▶ _Texto proporcionado_
Ya. Ya no había vuelta atrás. Estaba en el avión dirección Madrid.
Arrancaron los motores, la puerta se cerró y la gente comenzaba a
relajarse, cerrando los ojos y estirando las piernas. Yo iba con mi padre, en
la fila 14, asientos B y C. Observé por la ventana el paisaje. Era un día
claro, caluroso. Veía a los técnicos aburridos, como si estuvieran en una
espiral sin salida. En poco más de 2 minutos el avión se alzó y dejó de tocar
el suelo. Ahora el paisaje era bonito porque veía montañas, casas en miniatura,
mil coches en la autopista e incluso veía el mar.
Eran las 12.36 am de un 28 de Agosto. El aeropuerto de Madrid,
Barajas, estaba repleto de gente, pues aprovecharían para ir de vacaciones con
sus familias, con sus mujeres o amantes. Mi padre y yo decidimos comer algo
porque el próximo avión, con destino Nueva York, salía a las 16.30 pm.

▶ _Listado de datos_
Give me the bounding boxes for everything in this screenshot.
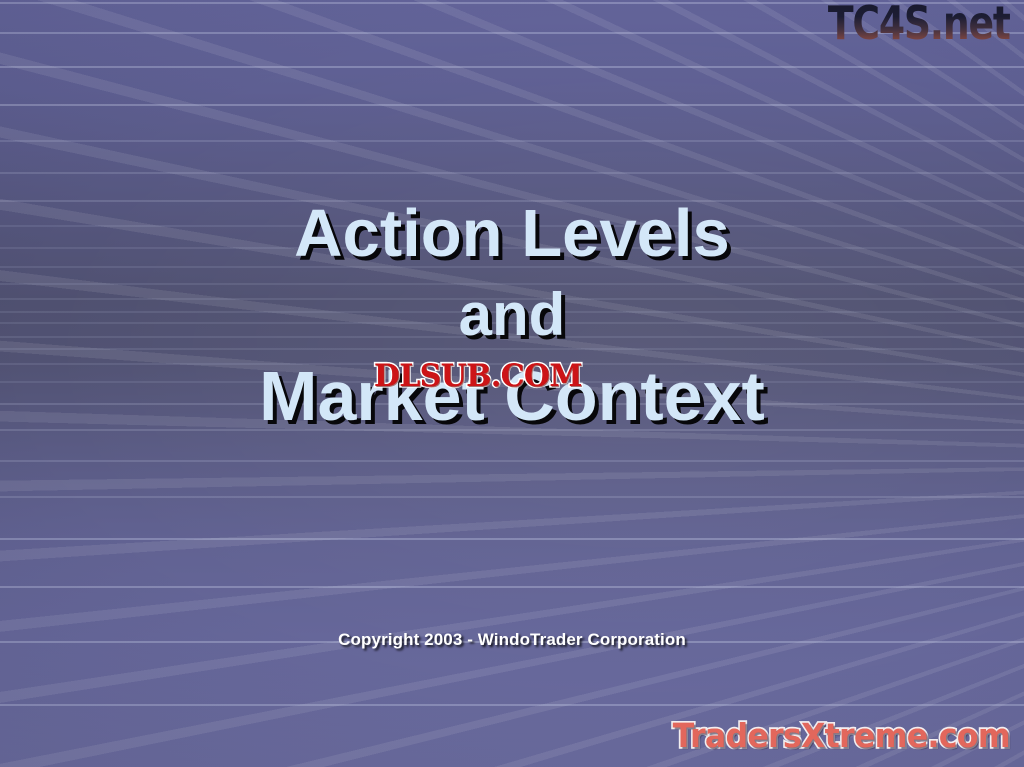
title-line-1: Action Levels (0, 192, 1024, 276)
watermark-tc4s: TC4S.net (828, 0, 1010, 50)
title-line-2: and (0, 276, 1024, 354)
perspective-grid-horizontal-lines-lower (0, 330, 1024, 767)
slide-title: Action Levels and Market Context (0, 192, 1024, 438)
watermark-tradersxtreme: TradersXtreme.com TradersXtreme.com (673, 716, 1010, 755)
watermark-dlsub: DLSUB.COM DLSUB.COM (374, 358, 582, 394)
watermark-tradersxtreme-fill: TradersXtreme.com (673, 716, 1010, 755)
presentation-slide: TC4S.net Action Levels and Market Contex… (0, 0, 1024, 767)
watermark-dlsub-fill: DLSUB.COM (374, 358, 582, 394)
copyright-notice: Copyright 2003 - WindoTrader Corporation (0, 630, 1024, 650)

▶ _Consigna_
Reproduce el texto proporcionado completo, palabra por palabra y sin ningún cambio.

▶ _Resolución_
Ya. Ya no había vuelta atrás. Estaba en el avión dirección Madrid.
Arrancaron los motores, la puerta se cerró y la gente comenzaba a
relajarse, cerrando los ojos y estirando las piernas. Yo iba con mi padre, en
la fila 14, asientos B y C. Observé por la ventana el paisaje. Era un día
claro, caluroso. Veía a los técnicos aburridos, como si estuvieran en una
espiral sin salida. En poco más de 2 minutos el avión se alzó y dejó de tocar
el suelo. Ahora el paisaje era bonito porque veía montañas, casas en miniatura,
mil coches en la autopista e incluso veía el mar.
Eran las 12.36 am de un 28 de Agosto. El aeropuerto de Madrid,
Barajas, estaba repleto de gente, pues aprovecharían para ir de vacaciones con
sus familias, con sus mujeres o amantes. Mi padre y yo decidimos comer algo
porque el próximo avión, con destino Nueva York, salía a las 16.30 pm.